----- Text under study -----
☘️ When Perfect Becomes the Problem: Unhooking Your Worth from Performance

☘️ When Perfect Becomes the Problem: Unhooking Your Worth from Performance

Jillian LaDoux - Refreshing Waters

🛡️Perfectionism Isn’t About Being Perfect—It’s About Being Safe

Most people who struggle with perfectionism don’t actually believe they are perfect.

They’re trying to avoid criticism, failure, or shame.
They’re trying to earn security through achievement.

In therapy, we often uncover that perfectionism starts as a protective response. It helps people feel in control in environments that feel unpredictable or high-pressure. Over time, this morphs into a belief that:

“If I get it right, I’m okay. If I fall short, I’m not enough.”

It becomes a mental loop—one that’s exhausting, emotionally rigid, and often invisible to others.

🧠 What Happens in the Brain

Perfectionism activates the threat system in the brain. When you anticipate failure, disapproval, or shame, your amygdala (the brain’s fear center) sends out a signal to protect yourself.

So you hustle. Over-prepare. Overanalyze. Avoid.
And it works—for a while.

But the cost is chronic tension, self-doubt, and burnout.
-----
**Task statement**
Copy the perfectionism text from "Perfectionism activates the threat" to "works—for a while.", changing "amygdala" to "alarm system" wherever it occurs.
----- Dataset extract -----
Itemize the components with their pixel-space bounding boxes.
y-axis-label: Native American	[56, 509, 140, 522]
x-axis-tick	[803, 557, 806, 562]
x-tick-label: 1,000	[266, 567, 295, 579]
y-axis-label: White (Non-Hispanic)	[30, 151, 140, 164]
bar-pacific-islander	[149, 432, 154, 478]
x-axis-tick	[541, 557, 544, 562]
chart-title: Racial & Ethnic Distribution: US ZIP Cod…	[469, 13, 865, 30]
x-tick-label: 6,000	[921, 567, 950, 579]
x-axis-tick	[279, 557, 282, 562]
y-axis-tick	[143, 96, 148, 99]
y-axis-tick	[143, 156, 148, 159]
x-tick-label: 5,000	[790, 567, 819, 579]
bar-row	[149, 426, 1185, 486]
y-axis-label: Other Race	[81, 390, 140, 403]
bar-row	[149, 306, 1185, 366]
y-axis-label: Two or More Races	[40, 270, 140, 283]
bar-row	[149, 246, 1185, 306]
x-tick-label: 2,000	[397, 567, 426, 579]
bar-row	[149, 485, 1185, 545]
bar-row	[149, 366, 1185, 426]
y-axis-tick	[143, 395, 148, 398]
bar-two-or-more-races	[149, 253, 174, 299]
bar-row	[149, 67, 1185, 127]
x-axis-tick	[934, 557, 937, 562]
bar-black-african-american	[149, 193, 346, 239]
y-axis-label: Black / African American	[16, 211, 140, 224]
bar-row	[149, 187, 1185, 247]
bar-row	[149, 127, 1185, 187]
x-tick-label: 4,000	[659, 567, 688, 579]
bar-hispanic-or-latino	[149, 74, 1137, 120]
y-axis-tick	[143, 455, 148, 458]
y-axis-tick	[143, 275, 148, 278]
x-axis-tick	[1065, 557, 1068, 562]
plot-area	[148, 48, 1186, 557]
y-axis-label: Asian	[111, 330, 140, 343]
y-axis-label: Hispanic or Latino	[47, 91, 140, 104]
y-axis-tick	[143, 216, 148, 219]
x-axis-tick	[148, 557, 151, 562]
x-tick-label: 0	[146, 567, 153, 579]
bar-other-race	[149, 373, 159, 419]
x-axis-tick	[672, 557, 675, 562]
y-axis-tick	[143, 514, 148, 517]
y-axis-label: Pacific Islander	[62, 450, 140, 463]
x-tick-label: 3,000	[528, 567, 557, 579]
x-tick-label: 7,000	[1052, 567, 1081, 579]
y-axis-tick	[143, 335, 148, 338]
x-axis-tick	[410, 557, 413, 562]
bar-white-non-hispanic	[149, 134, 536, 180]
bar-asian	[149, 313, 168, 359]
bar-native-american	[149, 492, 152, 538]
-----
**Task solution**
Perfectionism activates the threat system in the brain. When you anticipate failure, disapproval, or shame, your alarm system (the brain’s fear center) sends out a signal to protect yourself.

So you hustle. Over-prepare. Overanalyze. Avoid.
And it works—for a while.